● THE TASK:
Quote all of the data that follows exactly as written, skipping the images.
# START OF THE DATA
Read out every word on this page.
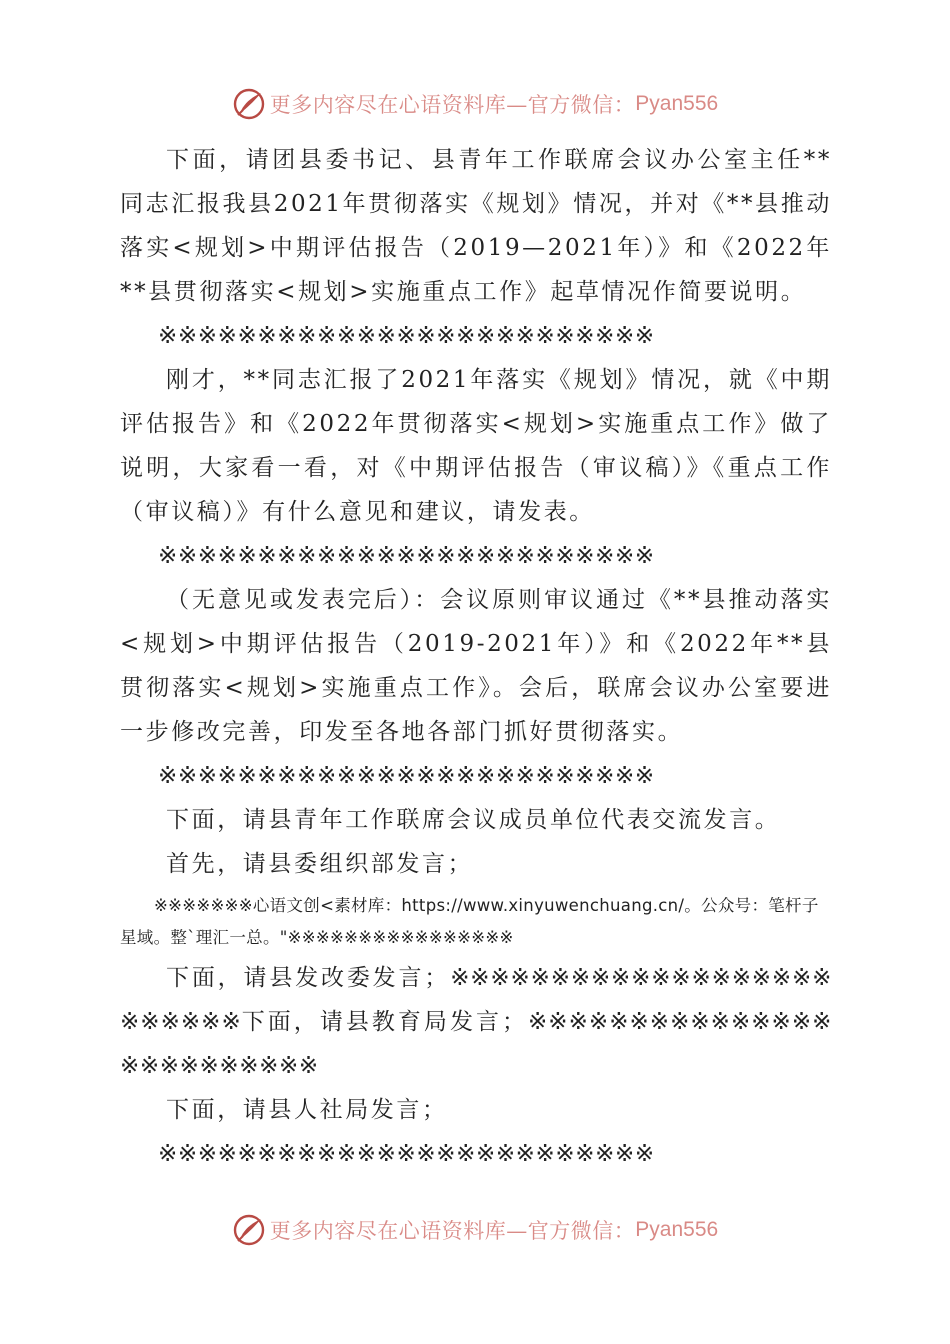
更多内容尽在心语资料库—官方微信： Pyan556

下面，请团县委书记、县青年工作联席会议办公室主任**同志汇报我县2021年贯彻落实《规划》情况，并对《**县推动落实<规划>中期评估报告（2019—2021年）》和《2022年**县贯彻落实<规划>实施重点工作》起草情况作简要说明。

※※※※※※※※※※※※※※※※※※※※※※※※※

刚才，**同志汇报了2021年落实《规划》情况，就《中期评估报告》和《2022年贯彻落实<规划>实施重点工作》做了说明，大家看一看，对《中期评估报告（审议稿）》《重点工作（审议稿）》有什么意见和建议，请发表。

※※※※※※※※※※※※※※※※※※※※※※※※※

（无意见或发表完后）：会议原则审议通过《**县推动落实<规划>中期评估报告（2019-2021年）》和《2022年**县贯彻落实<规划>实施重点工作》。会后，联席会议办公室要进一步修改完善，印发至各地各部门抓好贯彻落实。

※※※※※※※※※※※※※※※※※※※※※※※※※

下面，请县青年工作联席会议成员单位代表交流发言。

首先，请县委组织部发言；

※※※※※※※心语文创<素材库：https://www.xinyuwenchuang.cn/。公众号：笔杆子星域。整`理汇一总。"※※※※※※※※※※※※※※※※

下面，请县发改委发言；※※※※※※※※※※※※※※※※※※※※※※※※※下面，请县教育局发言；※※※※※※※※※※※※※※※※※※※※※※※※※

下面，请县人社局发言；

※※※※※※※※※※※※※※※※※※※※※※※※※

更多内容尽在心语资料库—官方微信： Pyan556
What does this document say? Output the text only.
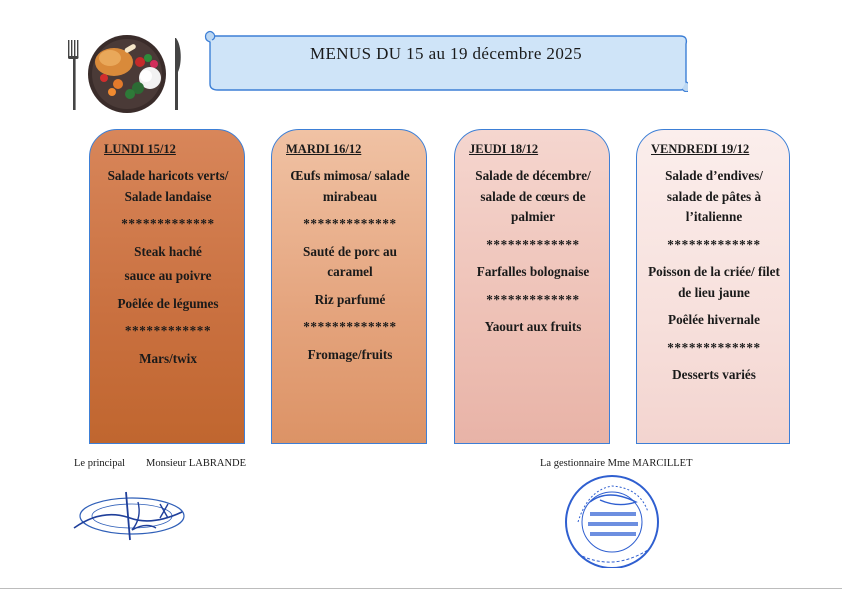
MENUS DU 15 au 19 décembre 2025
LUNDI 15/12
Salade haricots verts/ Salade landaise
*************
Steak haché
sauce au poivre
Poêlée de légumes
************
Mars/twix
MARDI 16/12
Œufs mimosa/ salade mirabeau
*************
Sauté de porc au caramel
Riz parfumé
*************
Fromage/fruits
JEUDI 18/12
Salade de décembre/ salade de cœurs de palmier
*************
Farfalles bolognaise
*************
Yaourt aux fruits
VENDREDI 19/12
Salade d’endives/ salade de pâtes à l’italienne
*************
Poisson de la criée/ filet de lieu jaune
Poêlée hivernale
*************
Desserts variés
Le principal Monsieur LABRANDE	La gestionnaire Mme MARCILLET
# END OF THE DATA
● SOLUTION FOR THIS TASK:
Read out every word on this page.
更多内容尽在心语资料库—官方微信： Pyan556

下面，请团县委书记、县青年工作联席会议办公室主任**同志汇报我县2021年贯彻落实《规划》情况，并对《**县推动落实<规划>中期评估报告（2019—2021年）》和《2022年**县贯彻落实<规划>实施重点工作》起草情况作简要说明。

※※※※※※※※※※※※※※※※※※※※※※※※※

刚才，**同志汇报了2021年落实《规划》情况，就《中期评估报告》和《2022年贯彻落实<规划>实施重点工作》做了说明，大家看一看，对《中期评估报告（审议稿）》《重点工作（审议稿）》有什么意见和建议，请发表。

※※※※※※※※※※※※※※※※※※※※※※※※※

（无意见或发表完后）：会议原则审议通过《**县推动落实<规划>中期评估报告（2019-2021年）》和《2022年**县贯彻落实<规划>实施重点工作》。会后，联席会议办公室要进一步修改完善，印发至各地各部门抓好贯彻落实。

※※※※※※※※※※※※※※※※※※※※※※※※※

下面，请县青年工作联席会议成员单位代表交流发言。

首先，请县委组织部发言；

※※※※※※※心语文创<素材库：https://www.xinyuwenchuang.cn/。公众号：笔杆子星域。整`理汇一总。"※※※※※※※※※※※※※※※※

下面，请县发改委发言；※※※※※※※※※※※※※※※※※※※※※※※※※下面，请县教育局发言；※※※※※※※※※※※※※※※※※※※※※※※※※

下面，请县人社局发言；

※※※※※※※※※※※※※※※※※※※※※※※※※

更多内容尽在心语资料库—官方微信： Pyan556
What does this document say? Output the text only.
MENUS DU 15 au 19 décembre 2025
LUNDI 15/12
Salade haricots verts/ Salade landaise
*************
Steak haché
sauce au poivre
Poêlée de légumes
************
Mars/twix
MARDI 16/12
Œufs mimosa/ salade mirabeau
*************
Sauté de porc au caramel
Riz parfumé
*************
Fromage/fruits
JEUDI 18/12
Salade de décembre/ salade de cœurs de palmier
*************
Farfalles bolognaise
*************
Yaourt aux fruits
VENDREDI 19/12
Salade d’endives/ salade de pâtes à l’italienne
*************
Poisson de la criée/ filet de lieu jaune
Poêlée hivernale
*************
Desserts variés
Le principal Monsieur LABRANDE	La gestionnaire Mme MARCILLET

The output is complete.